/---

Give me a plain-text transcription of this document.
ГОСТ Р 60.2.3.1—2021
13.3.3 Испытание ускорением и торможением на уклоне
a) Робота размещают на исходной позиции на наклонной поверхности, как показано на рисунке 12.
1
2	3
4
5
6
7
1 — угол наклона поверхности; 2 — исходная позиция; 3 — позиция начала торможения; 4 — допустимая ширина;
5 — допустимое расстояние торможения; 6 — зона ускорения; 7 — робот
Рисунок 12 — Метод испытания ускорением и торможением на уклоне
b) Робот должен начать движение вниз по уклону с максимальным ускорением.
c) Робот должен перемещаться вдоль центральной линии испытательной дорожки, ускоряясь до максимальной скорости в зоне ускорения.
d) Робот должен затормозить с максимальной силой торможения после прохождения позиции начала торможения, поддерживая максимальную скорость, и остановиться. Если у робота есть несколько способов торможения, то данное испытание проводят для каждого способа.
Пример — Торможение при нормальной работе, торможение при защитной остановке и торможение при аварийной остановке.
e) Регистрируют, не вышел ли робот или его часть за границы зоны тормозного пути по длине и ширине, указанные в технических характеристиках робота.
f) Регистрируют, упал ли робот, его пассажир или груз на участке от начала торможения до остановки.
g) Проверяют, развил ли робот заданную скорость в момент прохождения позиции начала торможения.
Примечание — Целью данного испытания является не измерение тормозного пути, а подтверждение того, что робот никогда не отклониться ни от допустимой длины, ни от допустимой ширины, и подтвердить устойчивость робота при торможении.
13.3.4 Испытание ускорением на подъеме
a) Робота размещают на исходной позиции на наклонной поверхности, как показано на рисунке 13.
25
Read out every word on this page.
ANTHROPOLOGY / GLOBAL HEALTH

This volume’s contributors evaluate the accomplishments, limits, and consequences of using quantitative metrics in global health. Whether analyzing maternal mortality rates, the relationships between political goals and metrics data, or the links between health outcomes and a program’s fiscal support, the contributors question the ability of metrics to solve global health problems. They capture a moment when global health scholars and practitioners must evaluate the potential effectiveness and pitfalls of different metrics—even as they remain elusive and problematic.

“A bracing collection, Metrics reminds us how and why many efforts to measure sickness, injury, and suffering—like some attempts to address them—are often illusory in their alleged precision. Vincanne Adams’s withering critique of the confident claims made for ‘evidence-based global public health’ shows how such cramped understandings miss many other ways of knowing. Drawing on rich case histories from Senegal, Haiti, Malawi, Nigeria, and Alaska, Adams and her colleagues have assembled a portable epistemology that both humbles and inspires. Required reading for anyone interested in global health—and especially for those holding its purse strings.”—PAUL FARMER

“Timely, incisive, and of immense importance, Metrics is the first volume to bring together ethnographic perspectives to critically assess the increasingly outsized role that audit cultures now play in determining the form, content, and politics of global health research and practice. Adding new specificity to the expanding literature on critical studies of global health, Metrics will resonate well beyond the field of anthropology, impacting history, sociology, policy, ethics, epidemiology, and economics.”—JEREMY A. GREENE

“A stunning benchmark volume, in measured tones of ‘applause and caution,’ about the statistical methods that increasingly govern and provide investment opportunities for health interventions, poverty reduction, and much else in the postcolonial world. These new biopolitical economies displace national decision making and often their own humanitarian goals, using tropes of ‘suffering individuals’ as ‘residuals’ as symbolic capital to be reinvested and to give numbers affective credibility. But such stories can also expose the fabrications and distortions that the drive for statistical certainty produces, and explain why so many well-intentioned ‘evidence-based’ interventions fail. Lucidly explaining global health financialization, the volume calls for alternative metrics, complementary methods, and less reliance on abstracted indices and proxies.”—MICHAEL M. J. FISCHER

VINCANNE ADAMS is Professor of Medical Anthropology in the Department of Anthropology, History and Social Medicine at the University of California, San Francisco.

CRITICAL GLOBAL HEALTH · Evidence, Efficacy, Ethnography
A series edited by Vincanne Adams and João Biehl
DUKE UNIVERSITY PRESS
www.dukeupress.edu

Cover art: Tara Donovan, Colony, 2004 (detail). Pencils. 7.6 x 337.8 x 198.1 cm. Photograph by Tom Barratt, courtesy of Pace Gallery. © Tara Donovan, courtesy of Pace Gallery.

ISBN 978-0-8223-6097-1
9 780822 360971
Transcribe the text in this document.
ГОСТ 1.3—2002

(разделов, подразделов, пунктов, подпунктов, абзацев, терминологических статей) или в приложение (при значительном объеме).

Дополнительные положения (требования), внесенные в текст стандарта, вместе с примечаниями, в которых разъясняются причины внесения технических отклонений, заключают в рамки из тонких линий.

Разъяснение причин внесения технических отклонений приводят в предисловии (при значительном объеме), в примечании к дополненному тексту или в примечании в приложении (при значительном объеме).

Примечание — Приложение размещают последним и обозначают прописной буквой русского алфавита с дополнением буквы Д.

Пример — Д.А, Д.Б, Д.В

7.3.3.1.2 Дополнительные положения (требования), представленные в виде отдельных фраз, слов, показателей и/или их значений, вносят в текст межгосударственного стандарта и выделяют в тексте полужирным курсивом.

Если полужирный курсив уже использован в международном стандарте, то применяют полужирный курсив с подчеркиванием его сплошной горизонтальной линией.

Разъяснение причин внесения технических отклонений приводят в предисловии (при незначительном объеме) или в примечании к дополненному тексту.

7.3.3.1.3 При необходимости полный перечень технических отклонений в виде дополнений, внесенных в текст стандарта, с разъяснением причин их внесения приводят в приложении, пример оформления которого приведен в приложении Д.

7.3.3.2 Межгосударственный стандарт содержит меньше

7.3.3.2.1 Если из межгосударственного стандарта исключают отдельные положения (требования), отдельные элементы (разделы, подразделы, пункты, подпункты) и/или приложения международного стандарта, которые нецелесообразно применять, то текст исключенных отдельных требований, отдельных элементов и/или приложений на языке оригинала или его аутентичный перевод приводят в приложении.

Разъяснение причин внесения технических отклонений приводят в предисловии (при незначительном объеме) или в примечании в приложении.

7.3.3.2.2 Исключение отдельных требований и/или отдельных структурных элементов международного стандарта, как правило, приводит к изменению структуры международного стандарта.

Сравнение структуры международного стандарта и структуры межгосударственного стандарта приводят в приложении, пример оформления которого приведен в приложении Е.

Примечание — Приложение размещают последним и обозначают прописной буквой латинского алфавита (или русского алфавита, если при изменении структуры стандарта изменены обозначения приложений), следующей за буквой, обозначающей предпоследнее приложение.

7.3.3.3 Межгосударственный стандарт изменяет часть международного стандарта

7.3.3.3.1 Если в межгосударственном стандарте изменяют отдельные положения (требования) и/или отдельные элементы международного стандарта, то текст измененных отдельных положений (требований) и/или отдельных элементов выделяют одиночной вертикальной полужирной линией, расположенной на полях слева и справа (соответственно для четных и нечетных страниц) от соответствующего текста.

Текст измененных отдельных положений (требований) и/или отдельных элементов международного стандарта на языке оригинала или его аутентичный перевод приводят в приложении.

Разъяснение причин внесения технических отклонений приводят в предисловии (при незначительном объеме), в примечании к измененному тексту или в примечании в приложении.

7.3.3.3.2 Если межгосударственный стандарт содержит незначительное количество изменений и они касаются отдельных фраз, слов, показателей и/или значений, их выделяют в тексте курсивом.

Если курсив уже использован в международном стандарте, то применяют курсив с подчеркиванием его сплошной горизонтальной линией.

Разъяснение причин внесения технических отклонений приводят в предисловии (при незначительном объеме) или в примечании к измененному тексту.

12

\---

All of the records must be retyped exactly as they are.

WRITTEN SOLUTION:
Give me a plain-text transcription of this document.
ГОСТ Р 60.2.3.1—2021
13.3.3 Испытание ускорением и торможением на уклоне
a) Робота размещают на исходной позиции на наклонной поверхности, как показано на рисунке 12.
1
2	3
4
5
6
7
1 — угол наклона поверхности; 2 — исходная позиция; 3 — позиция начала торможения; 4 — допустимая ширина;
5 — допустимое расстояние торможения; 6 — зона ускорения; 7 — робот
Рисунок 12 — Метод испытания ускорением и торможением на уклоне
b) Робот должен начать движение вниз по уклону с максимальным ускорением.
c) Робот должен перемещаться вдоль центральной линии испытательной дорожки, ускоряясь до максимальной скорости в зоне ускорения.
d) Робот должен затормозить с максимальной силой торможения после прохождения позиции начала торможения, поддерживая максимальную скорость, и остановиться. Если у робота есть несколько способов торможения, то данное испытание проводят для каждого способа.
Пример — Торможение при нормальной работе, торможение при защитной остановке и торможение при аварийной остановке.
e) Регистрируют, не вышел ли робот или его часть за границы зоны тормозного пути по длине и ширине, указанные в технических характеристиках робота.
f) Регистрируют, упал ли робот, его пассажир или груз на участке от начала торможения до остановки.
g) Проверяют, развил ли робот заданную скорость в момент прохождения позиции начала торможения.
Примечание — Целью данного испытания является не измерение тормозного пути, а подтверждение того, что робот никогда не отклониться ни от допустимой длины, ни от допустимой ширины, и подтвердить устойчивость робота при торможении.
13.3.4 Испытание ускорением на подъеме
a) Робота размещают на исходной позиции на наклонной поверхности, как показано на рисунке 13.
25
Read out every word on this page.
ANTHROPOLOGY / GLOBAL HEALTH

This volume’s contributors evaluate the accomplishments, limits, and consequences of using quantitative metrics in global health. Whether analyzing maternal mortality rates, the relationships between political goals and metrics data, or the links between health outcomes and a program’s fiscal support, the contributors question the ability of metrics to solve global health problems. They capture a moment when global health scholars and practitioners must evaluate the potential effectiveness and pitfalls of different metrics—even as they remain elusive and problematic.

“A bracing collection, Metrics reminds us how and why many efforts to measure sickness, injury, and suffering—like some attempts to address them—are often illusory in their alleged precision. Vincanne Adams’s withering critique of the confident claims made for ‘evidence-based global public health’ shows how such cramped understandings miss many other ways of knowing. Drawing on rich case histories from Senegal, Haiti, Malawi, Nigeria, and Alaska, Adams and her colleagues have assembled a portable epistemology that both humbles and inspires. Required reading for anyone interested in global health—and especially for those holding its purse strings.”—PAUL FARMER

“Timely, incisive, and of immense importance, Metrics is the first volume to bring together ethnographic perspectives to critically assess the increasingly outsized role that audit cultures now play in determining the form, content, and politics of global health research and practice. Adding new specificity to the expanding literature on critical studies of global health, Metrics will resonate well beyond the field of anthropology, impacting history, sociology, policy, ethics, epidemiology, and economics.”—JEREMY A. GREENE

“A stunning benchmark volume, in measured tones of ‘applause and caution,’ about the statistical methods that increasingly govern and provide investment opportunities for health interventions, poverty reduction, and much else in the postcolonial world. These new biopolitical economies displace national decision making and often their own humanitarian goals, using tropes of ‘suffering individuals’ as ‘residuals’ as symbolic capital to be reinvested and to give numbers affective credibility. But such stories can also expose the fabrications and distortions that the drive for statistical certainty produces, and explain why so many well-intentioned ‘evidence-based’ interventions fail. Lucidly explaining global health financialization, the volume calls for alternative metrics, complementary methods, and less reliance on abstracted indices and proxies.”—MICHAEL M. J. FISCHER

VINCANNE ADAMS is Professor of Medical Anthropology in the Department of Anthropology, History and Social Medicine at the University of California, San Francisco.

CRITICAL GLOBAL HEALTH · Evidence, Efficacy, Ethnography
A series edited by Vincanne Adams and João Biehl
DUKE UNIVERSITY PRESS
www.dukeupress.edu

Cover art: Tara Donovan, Colony, 2004 (detail). Pencils. 7.6 x 337.8 x 198.1 cm. Photograph by Tom Barratt, courtesy of Pace Gallery. © Tara Donovan, courtesy of Pace Gallery.

ISBN 978-0-8223-6097-1
9 780822 360971
Transcribe the text in this document.
ГОСТ 1.3—2002

(разделов, подразделов, пунктов, подпунктов, абзацев, терминологических статей) или в приложение (при значительном объеме).

Дополнительные положения (требования), внесенные в текст стандарта, вместе с примечаниями, в которых разъясняются причины внесения технических отклонений, заключают в рамки из тонких линий.

Разъяснение причин внесения технических отклонений приводят в предисловии (при значительном объеме), в примечании к дополненному тексту или в примечании в приложении (при значительном объеме).

Примечание — Приложение размещают последним и обозначают прописной буквой русского алфавита с дополнением буквы Д.

Пример — Д.А, Д.Б, Д.В

7.3.3.1.2 Дополнительные положения (требования), представленные в виде отдельных фраз, слов, показателей и/или их значений, вносят в текст межгосударственного стандарта и выделяют в тексте полужирным курсивом.

Если полужирный курсив уже использован в международном стандарте, то применяют полужирный курсив с подчеркиванием его сплошной горизонтальной линией.

Разъяснение причин внесения технических отклонений приводят в предисловии (при незначительном объеме) или в примечании к дополненному тексту.

7.3.3.1.3 При необходимости полный перечень технических отклонений в виде дополнений, внесенных в текст стандарта, с разъяснением причин их внесения приводят в приложении, пример оформления которого приведен в приложении Д.

7.3.3.2 Межгосударственный стандарт содержит меньше

7.3.3.2.1 Если из межгосударственного стандарта исключают отдельные положения (требования), отдельные элементы (разделы, подразделы, пункты, подпункты) и/или приложения международного стандарта, которые нецелесообразно применять, то текст исключенных отдельных требований, отдельных элементов и/или приложений на языке оригинала или его аутентичный перевод приводят в приложении.

Разъяснение причин внесения технических отклонений приводят в предисловии (при незначительном объеме) или в примечании в приложении.

7.3.3.2.2 Исключение отдельных требований и/или отдельных структурных элементов международного стандарта, как правило, приводит к изменению структуры международного стандарта.

Сравнение структуры международного стандарта и структуры межгосударственного стандарта приводят в приложении, пример оформления которого приведен в приложении Е.

Примечание — Приложение размещают последним и обозначают прописной буквой латинского алфавита (или русского алфавита, если при изменении структуры стандарта изменены обозначения приложений), следующей за буквой, обозначающей предпоследнее приложение.

7.3.3.3 Межгосударственный стандарт изменяет часть международного стандарта

7.3.3.3.1 Если в межгосударственном стандарте изменяют отдельные положения (требования) и/или отдельные элементы международного стандарта, то текст измененных отдельных положений (требований) и/или отдельных элементов выделяют одиночной вертикальной полужирной линией, расположенной на полях слева и справа (соответственно для четных и нечетных страниц) от соответствующего текста.

Текст измененных отдельных положений (требований) и/или отдельных элементов международного стандарта на языке оригинала или его аутентичный перевод приводят в приложении.

Разъяснение причин внесения технических отклонений приводят в предисловии (при незначительном объеме), в примечании к измененному тексту или в примечании в приложении.

7.3.3.3.2 Если межгосударственный стандарт содержит незначительное количество изменений и они касаются отдельных фраз, слов, показателей и/или значений, их выделяют в тексте курсивом.

Если курсив уже использован в международном стандарте, то применяют курсив с подчеркиванием его сплошной горизонтальной линией.

Разъяснение причин внесения технических отклонений приводят в предисловии (при незначительном объеме) или в примечании к измененному тексту.

12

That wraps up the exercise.